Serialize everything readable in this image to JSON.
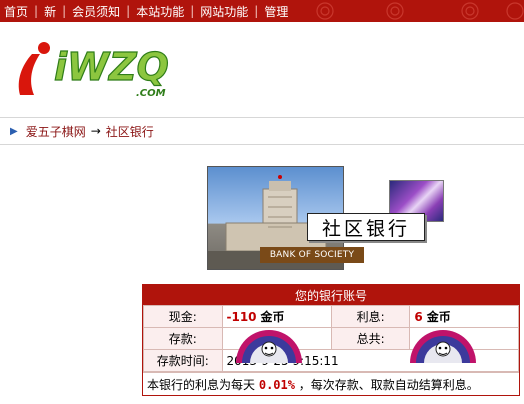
{
  "nav": {
    "items": [
      "首页",
      "新",
      "会员须知",
      "本站功能",
      "网站功能",
      "管理"
    ]
  },
  "logo": {
    "main": "iWZQ",
    "sub": ".COM"
  },
  "breadcrumb": {
    "home": "爱五子棋网",
    "arrow": "→",
    "current": "社区银行"
  },
  "bank": {
    "title": "社区银行",
    "caption": "BANK OF SOCIETY"
  },
  "account": {
    "header": "您的银行账号",
    "cash_label": "现金:",
    "cash_value": "-110",
    "cash_unit": "金币",
    "interest_label": "利息:",
    "interest_value": "6",
    "interest_unit": "金币",
    "deposit_label": "存款:",
    "deposit_value": "",
    "total_label": "总共:",
    "total_value": "",
    "time_label": "存款时间:",
    "time_value": "2013-9-25 9:15:11",
    "note_prefix": "本银行的利息为每天",
    "note_rate": "0.01%",
    "note_suffix": "，每次存款、取款自动结算利息。"
  },
  "colors": {
    "brand_red": "#b0140c",
    "value_red": "#c00000",
    "link": "#8a1313"
  }
}
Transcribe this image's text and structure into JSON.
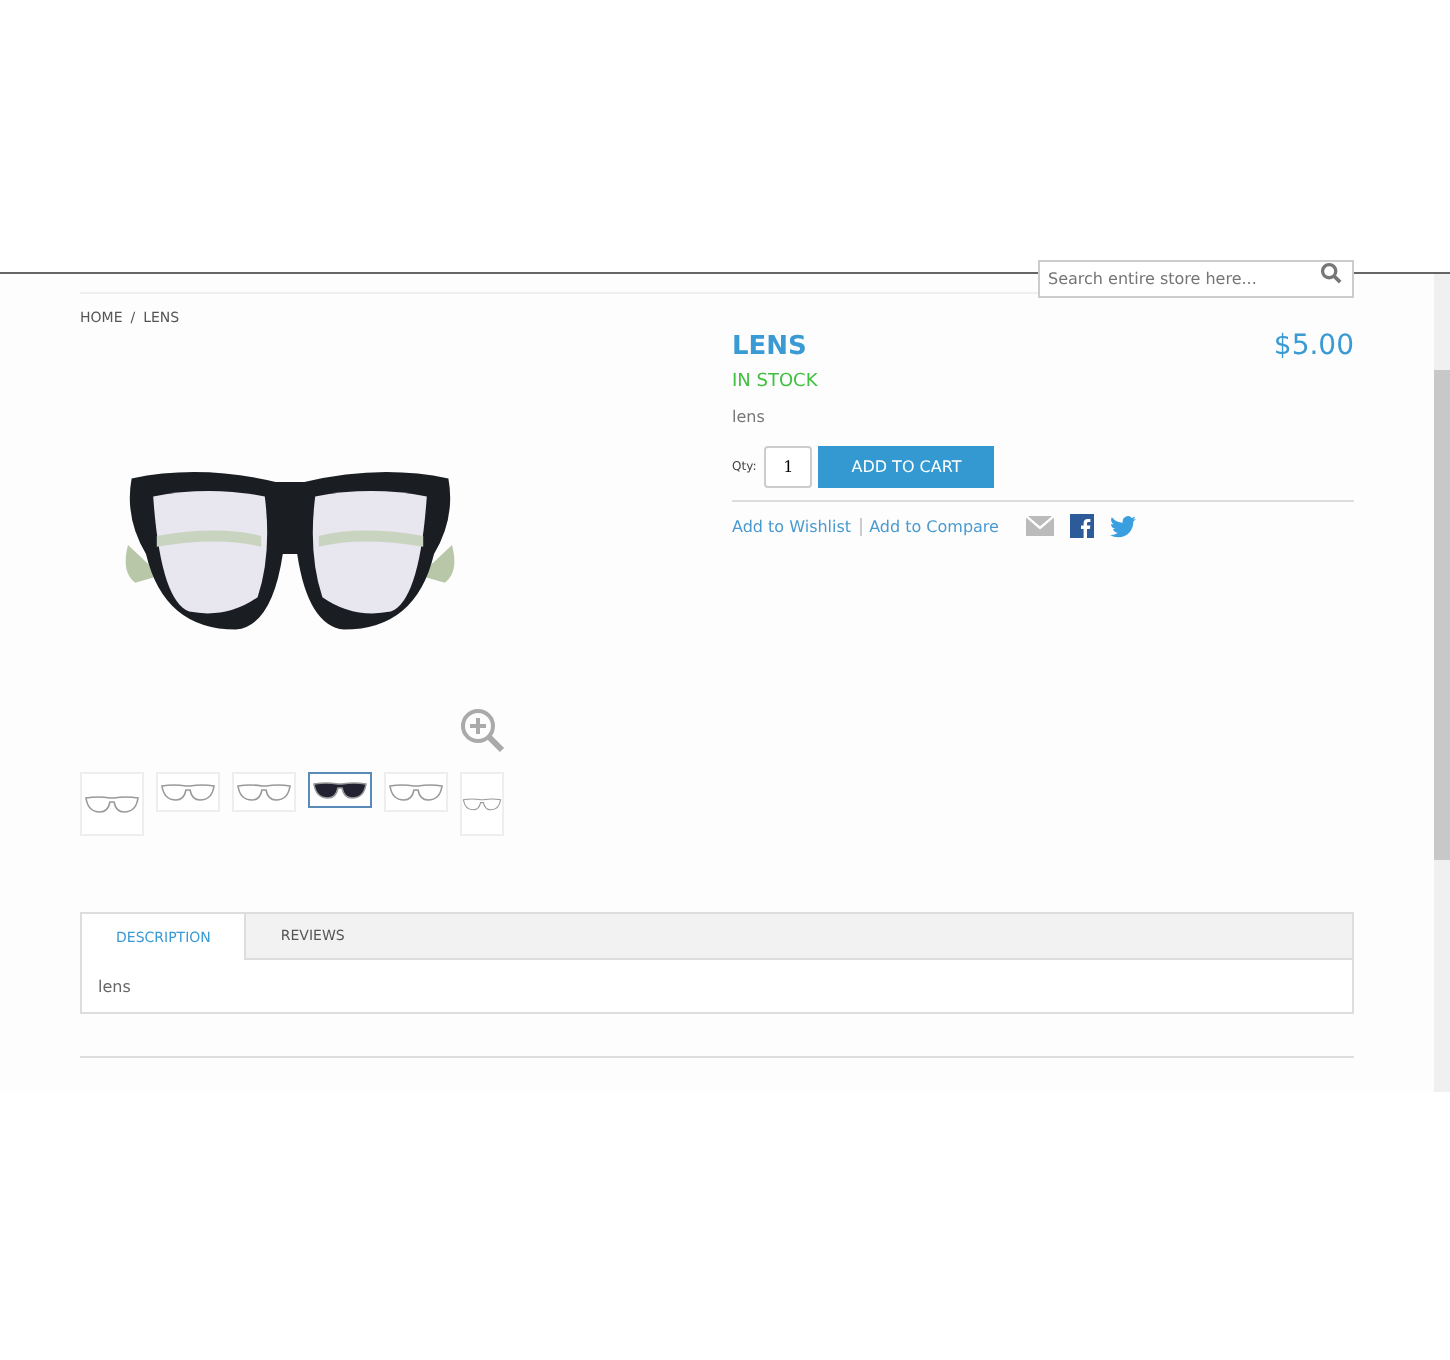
{
  "search": {
    "placeholder": "Search entire store here..."
  },
  "breadcrumbs": [
    "HOME",
    "LENS"
  ],
  "breadcrumb_separator": "/",
  "product": {
    "name": "LENS",
    "price": "$5.00",
    "stock": "IN STOCK",
    "short_description": "lens",
    "qty_label": "Qty:",
    "qty": "1",
    "add_to_cart": "ADD TO CART",
    "links": [
      "Add to Wishlist",
      "Add to Compare"
    ]
  },
  "thumbnails": [
    {
      "selected": false
    },
    {
      "selected": false
    },
    {
      "selected": false
    },
    {
      "selected": true
    },
    {
      "selected": false
    },
    {
      "selected": false
    }
  ],
  "tabs": [
    {
      "label": "DESCRIPTION",
      "selected": true
    },
    {
      "label": "REVIEWS",
      "selected": false
    }
  ],
  "tab_content": "lens"
}
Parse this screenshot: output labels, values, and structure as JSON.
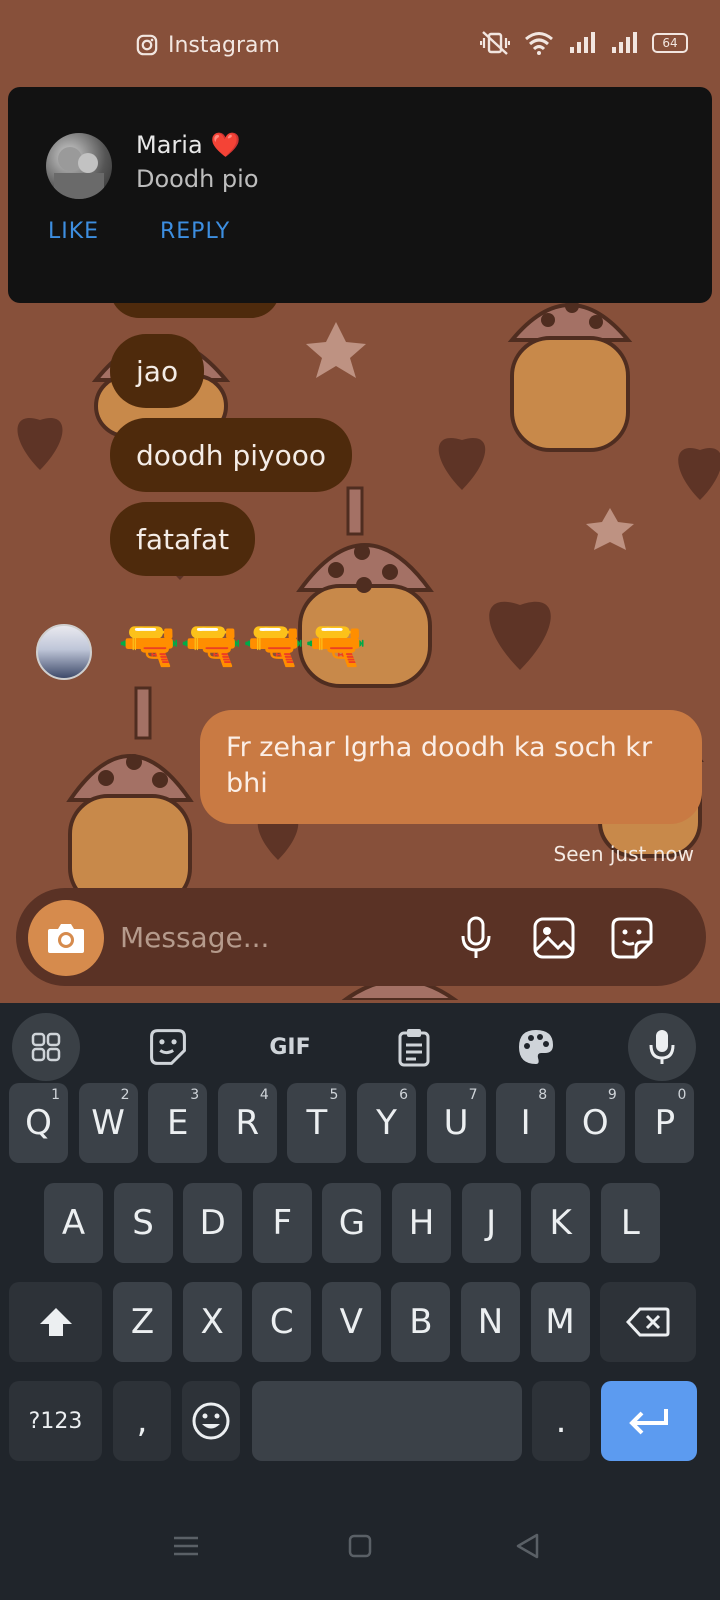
{
  "status_bar": {
    "app_name": "Instagram",
    "battery": "64",
    "icons": [
      "instagram-icon",
      "vibrate-off-icon",
      "wifi-icon",
      "signal-icon",
      "signal-icon",
      "battery-icon"
    ]
  },
  "notification": {
    "sender": "Maria",
    "sender_emoji": "❤️",
    "message": "Doodh pio",
    "like_label": "LIKE",
    "reply_label": "REPLY"
  },
  "chat": {
    "incoming_messages": [
      "jao",
      "doodh piyooo",
      "fatafat"
    ],
    "emoji_message": "🔫🔫🔫🔫",
    "outgoing_message": "Fr zehar lgrha doodh ka soch kr bhi",
    "seen_status": "Seen just now"
  },
  "composer": {
    "placeholder": "Message..."
  },
  "keyboard": {
    "toolbar": {
      "gif_label": "GIF",
      "icons": [
        "apps-grid-icon",
        "sticker-icon",
        "gif-icon",
        "clipboard-icon",
        "palette-icon",
        "mic-icon"
      ]
    },
    "row1": [
      {
        "key": "Q",
        "hint": "1"
      },
      {
        "key": "W",
        "hint": "2"
      },
      {
        "key": "E",
        "hint": "3"
      },
      {
        "key": "R",
        "hint": "4"
      },
      {
        "key": "T",
        "hint": "5"
      },
      {
        "key": "Y",
        "hint": "6"
      },
      {
        "key": "U",
        "hint": "7"
      },
      {
        "key": "I",
        "hint": "8"
      },
      {
        "key": "O",
        "hint": "9"
      },
      {
        "key": "P",
        "hint": "0"
      }
    ],
    "row2": [
      "A",
      "S",
      "D",
      "F",
      "G",
      "H",
      "J",
      "K",
      "L"
    ],
    "row3": [
      "Z",
      "X",
      "C",
      "V",
      "B",
      "N",
      "M"
    ],
    "symbols_label": "?123",
    "comma_label": ",",
    "period_label": "."
  },
  "colors": {
    "chat_background": "#87503a",
    "incoming_bubble": "#4e2a0c",
    "outgoing_bubble": "#c97a43",
    "notification_action": "#3d8ee0",
    "enter_key": "#5c9bf0"
  }
}
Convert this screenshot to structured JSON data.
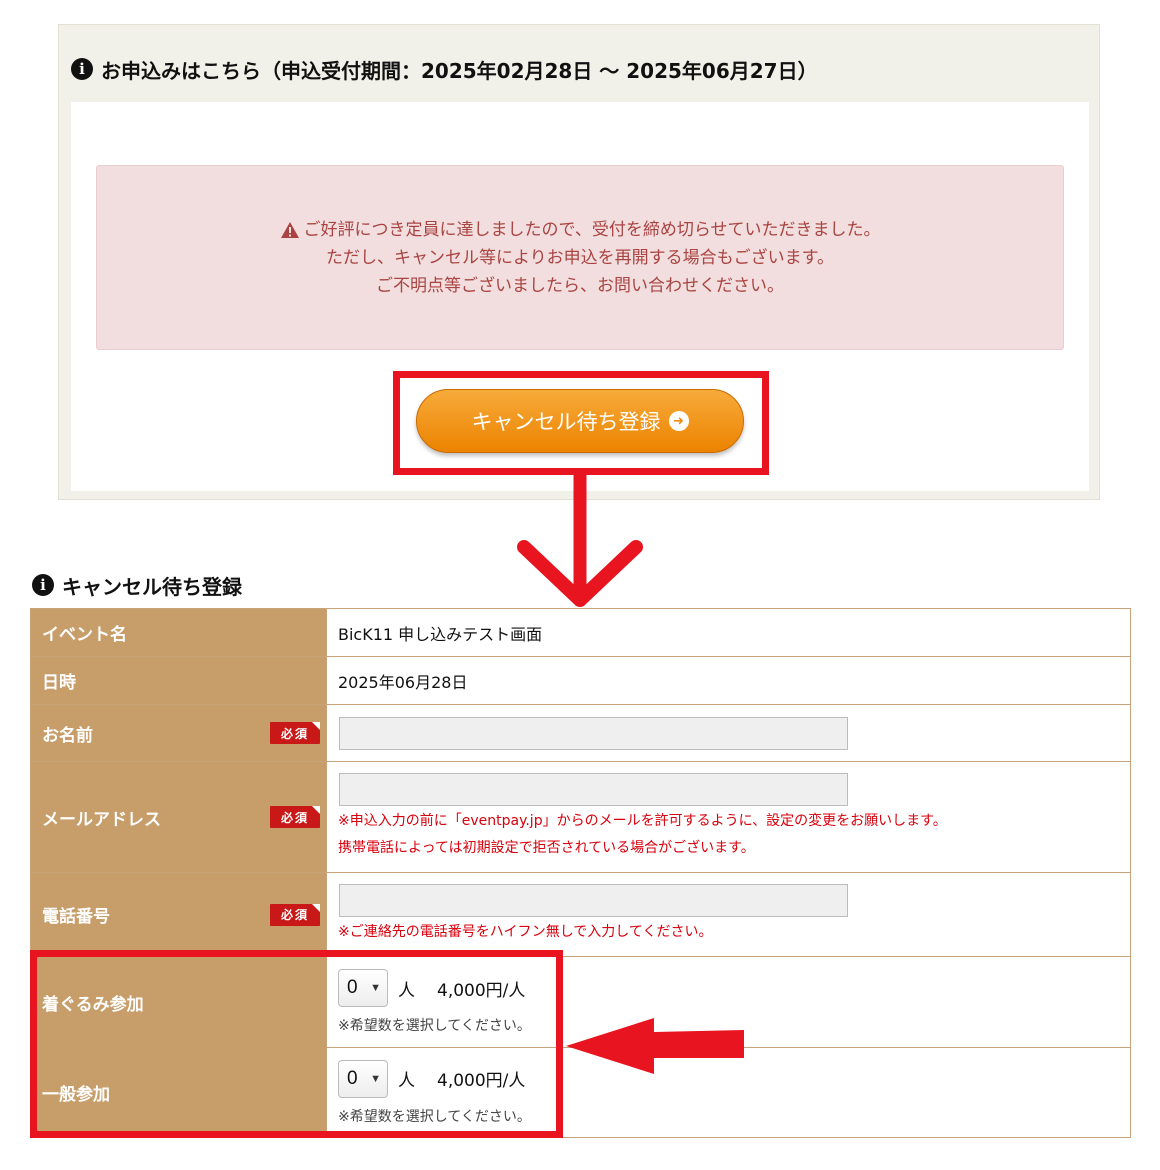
{
  "panel": {
    "title": "お申込みはこちら（申込受付期間：2025年02月28日 〜 2025年06月27日）",
    "info_icon": "i",
    "alert": {
      "icon": "warning-triangle-icon",
      "lines": [
        "ご好評につき定員に達しましたので、受付を締め切らせていただきました。",
        "ただし、キャンセル等によりお申込を再開する場合もございます。",
        "ご不明点等ございましたら、お問い合わせください。"
      ]
    },
    "waitlist_button": {
      "label": "キャンセル待ち登録",
      "icon": "arrow-circle-right-icon"
    }
  },
  "form": {
    "title": "キャンセル待ち登録",
    "required_badge": "必須",
    "rows": {
      "event_name": {
        "label": "イベント名",
        "value": "BicK11 申し込みテスト画面"
      },
      "date": {
        "label": "日時",
        "value": "2025年06月28日"
      },
      "name": {
        "label": "お名前",
        "value": "",
        "placeholder": ""
      },
      "email": {
        "label": "メールアドレス",
        "value": "",
        "placeholder": "",
        "notes": [
          "※申込入力の前に「eventpay.jp」からのメールを許可するように、設定の変更をお願いします。",
          "携帯電話によっては初期設定で拒否されている場合がございます。"
        ]
      },
      "phone": {
        "label": "電話番号",
        "value": "",
        "placeholder": "",
        "note": "※ご連絡先の電話番号をハイフン無しで入力してください。"
      },
      "kigurumi": {
        "label": "着ぐるみ参加",
        "selected": "0",
        "unit": "人",
        "price": "4,000円/人",
        "note": "※希望数を選択してください。"
      },
      "general": {
        "label": "一般参加",
        "selected": "0",
        "unit": "人",
        "price": "4,000円/人",
        "note": "※希望数を選択してください。"
      }
    }
  },
  "annotation_color": "#e8141f"
}
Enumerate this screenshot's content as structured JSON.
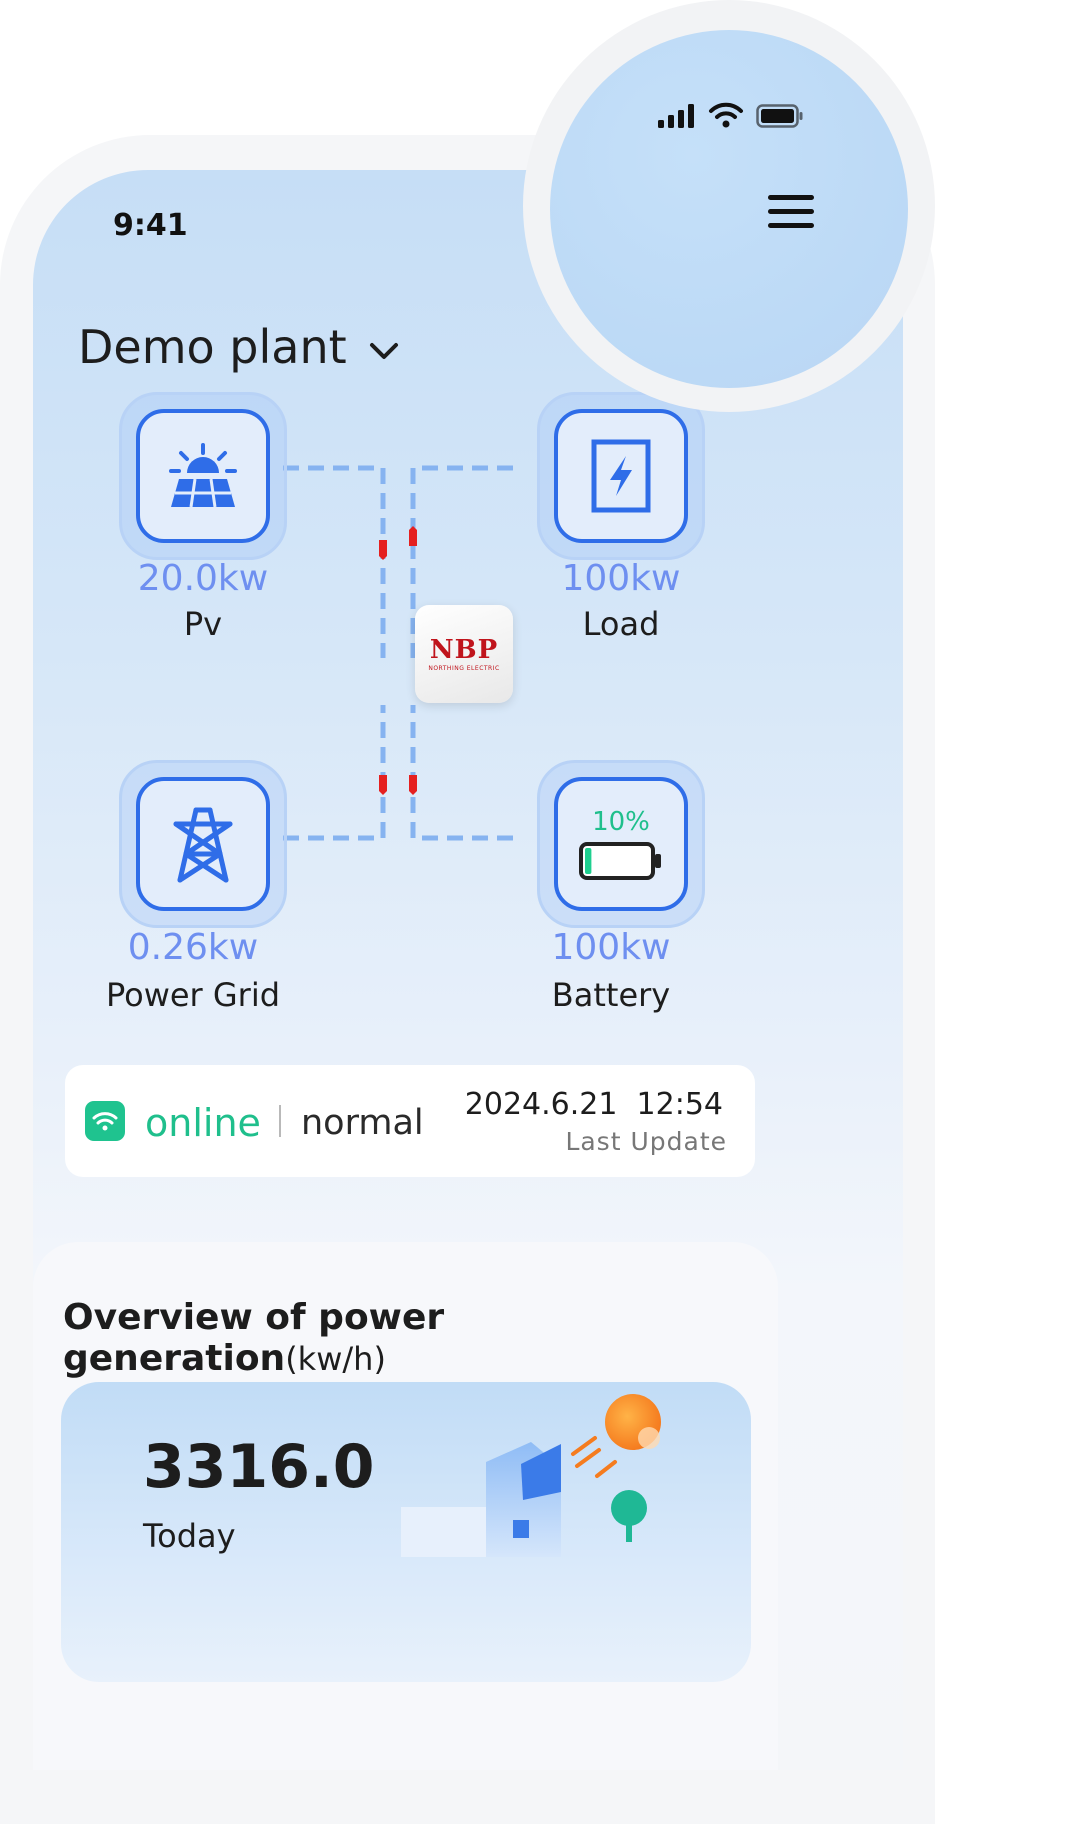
{
  "status_bar": {
    "time": "9:41"
  },
  "header": {
    "plant_name": "Demo plant"
  },
  "flow": {
    "pv": {
      "value": "20.0kw",
      "label": "Pv"
    },
    "load": {
      "value": "100kw",
      "label": "Load"
    },
    "grid": {
      "value": "0.26kw",
      "label": "Power Grid"
    },
    "battery": {
      "value": "100kw",
      "label": "Battery",
      "percent": "10%",
      "charge_level": 0.1
    },
    "inverter_logo": {
      "text": "NBP",
      "subtext": "NORTHING ELECTRIC"
    }
  },
  "status": {
    "connection": "online",
    "state": "normal",
    "datetime": "2024.6.21  12:54",
    "last_update_label": "Last Update"
  },
  "overview": {
    "title": "Overview of power generation",
    "unit": "(kw/h)",
    "today_value": "3316.0",
    "today_label": "Today"
  },
  "colors": {
    "accent": "#2f6de8",
    "value_text": "#6e8ff0",
    "online": "#1fbf8c",
    "flow_arrow": "#e52020"
  }
}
···
> _Problem to work on_: From the data, collect all lines where the string "image" appears.

> _Output for this exercise_:
Serialize everything readable in this image to JSON.
Transcribe this image's text and structure into JSON.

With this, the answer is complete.